[Dataset excerpts]
— begin —

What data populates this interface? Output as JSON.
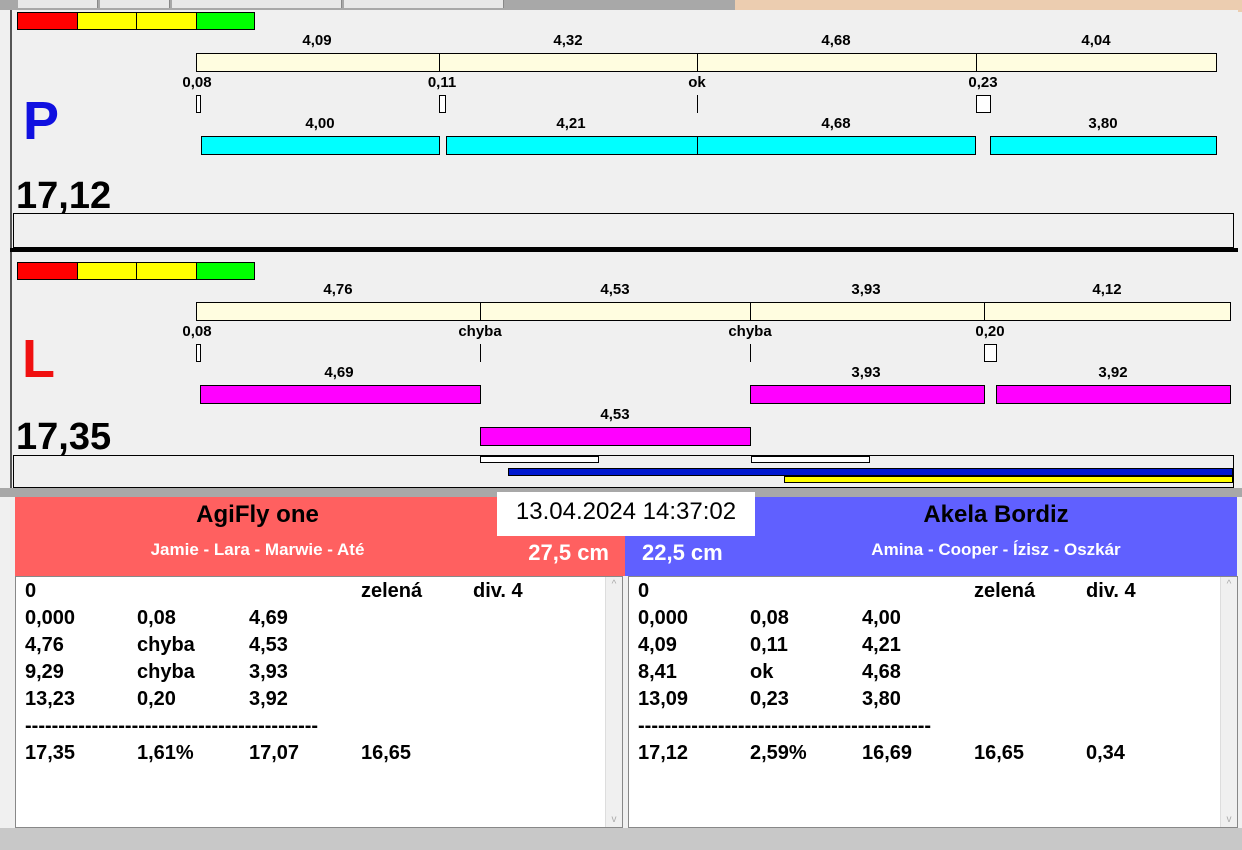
{
  "colors": {
    "red": "#ff0000",
    "yellow": "#ffff00",
    "green": "#00ff00",
    "cream": "#fffde0",
    "cyan": "#00ffff",
    "magenta": "#ff00ff",
    "team_left": "#ff6060",
    "team_right": "#6060ff"
  },
  "p": {
    "letter": "P",
    "total": "17,12",
    "seg_labels": [
      "4,09",
      "4,32",
      "4,68",
      "4,04"
    ],
    "small_labels": [
      "0,08",
      "0,11",
      "ok",
      "0,23"
    ],
    "bar_labels": [
      "4,00",
      "4,21",
      "4,68",
      "3,80"
    ]
  },
  "l": {
    "letter": "L",
    "total": "17,35",
    "seg_labels": [
      "4,76",
      "4,53",
      "3,93",
      "4,12"
    ],
    "small_labels": [
      "0,08",
      "chyba",
      "chyba",
      "0,20"
    ],
    "bar_labels": [
      "4,69",
      "3,93",
      "3,92",
      "4,53"
    ]
  },
  "datetime": "13.04.2024 14:37:02",
  "left": {
    "team": "AgiFly one",
    "members": "Jamie - Lara - Marwie - Até",
    "height": "27,5 cm",
    "rows": [
      [
        "0",
        "",
        "",
        "zelená",
        "div. 4"
      ],
      [
        "0,000",
        "0,08",
        "4,69",
        "",
        ""
      ],
      [
        "4,76",
        "chyba",
        "4,53",
        "",
        ""
      ],
      [
        "9,29",
        "chyba",
        "3,93",
        "",
        ""
      ],
      [
        "13,23",
        "0,20",
        "3,92",
        "",
        ""
      ],
      [
        "--------------------------------------------",
        "",
        "",
        "",
        ""
      ],
      [
        "17,35",
        "1,61%",
        "17,07",
        "16,65",
        ""
      ]
    ]
  },
  "right": {
    "team": "Akela Bordiz",
    "members": "Amina - Cooper - Ízisz - Oszkár",
    "height": "22,5 cm",
    "rows": [
      [
        "0",
        "",
        "",
        "zelená",
        "div. 4"
      ],
      [
        "0,000",
        "0,08",
        "4,00",
        "",
        ""
      ],
      [
        "4,09",
        "0,11",
        "4,21",
        "",
        ""
      ],
      [
        "8,41",
        "ok",
        "4,68",
        "",
        ""
      ],
      [
        "13,09",
        "0,23",
        "3,80",
        "",
        ""
      ],
      [
        "--------------------------------------------",
        "",
        "",
        "",
        ""
      ],
      [
        "17,12",
        "2,59%",
        "16,69",
        "16,65",
        "0,34"
      ]
    ]
  }
}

— end —

What you will do: Repeat each entry above word for word, leaving every picture out.

Problem solution:
What data populates this interface? Output as JSON.
{
  "colors": {
    "red": "#ff0000",
    "yellow": "#ffff00",
    "green": "#00ff00",
    "cream": "#fffde0",
    "cyan": "#00ffff",
    "magenta": "#ff00ff",
    "team_left": "#ff6060",
    "team_right": "#6060ff"
  },
  "p": {
    "letter": "P",
    "total": "17,12",
    "seg_labels": [
      "4,09",
      "4,32",
      "4,68",
      "4,04"
    ],
    "small_labels": [
      "0,08",
      "0,11",
      "ok",
      "0,23"
    ],
    "bar_labels": [
      "4,00",
      "4,21",
      "4,68",
      "3,80"
    ]
  },
  "l": {
    "letter": "L",
    "total": "17,35",
    "seg_labels": [
      "4,76",
      "4,53",
      "3,93",
      "4,12"
    ],
    "small_labels": [
      "0,08",
      "chyba",
      "chyba",
      "0,20"
    ],
    "bar_labels": [
      "4,69",
      "3,93",
      "3,92",
      "4,53"
    ]
  },
  "datetime": "13.04.2024 14:37:02",
  "left": {
    "team": "AgiFly one",
    "members": "Jamie - Lara - Marwie - Até",
    "height": "27,5 cm",
    "rows": [
      [
        "0",
        "",
        "",
        "zelená",
        "div. 4"
      ],
      [
        "0,000",
        "0,08",
        "4,69",
        "",
        ""
      ],
      [
        "4,76",
        "chyba",
        "4,53",
        "",
        ""
      ],
      [
        "9,29",
        "chyba",
        "3,93",
        "",
        ""
      ],
      [
        "13,23",
        "0,20",
        "3,92",
        "",
        ""
      ],
      [
        "--------------------------------------------",
        "",
        "",
        "",
        ""
      ],
      [
        "17,35",
        "1,61%",
        "17,07",
        "16,65",
        ""
      ]
    ]
  },
  "right": {
    "team": "Akela Bordiz",
    "members": "Amina - Cooper - Ízisz - Oszkár",
    "height": "22,5 cm",
    "rows": [
      [
        "0",
        "",
        "",
        "zelená",
        "div. 4"
      ],
      [
        "0,000",
        "0,08",
        "4,00",
        "",
        ""
      ],
      [
        "4,09",
        "0,11",
        "4,21",
        "",
        ""
      ],
      [
        "8,41",
        "ok",
        "4,68",
        "",
        ""
      ],
      [
        "13,09",
        "0,23",
        "3,80",
        "",
        ""
      ],
      [
        "--------------------------------------------",
        "",
        "",
        "",
        ""
      ],
      [
        "17,12",
        "2,59%",
        "16,69",
        "16,65",
        "0,34"
      ]
    ]
  }
}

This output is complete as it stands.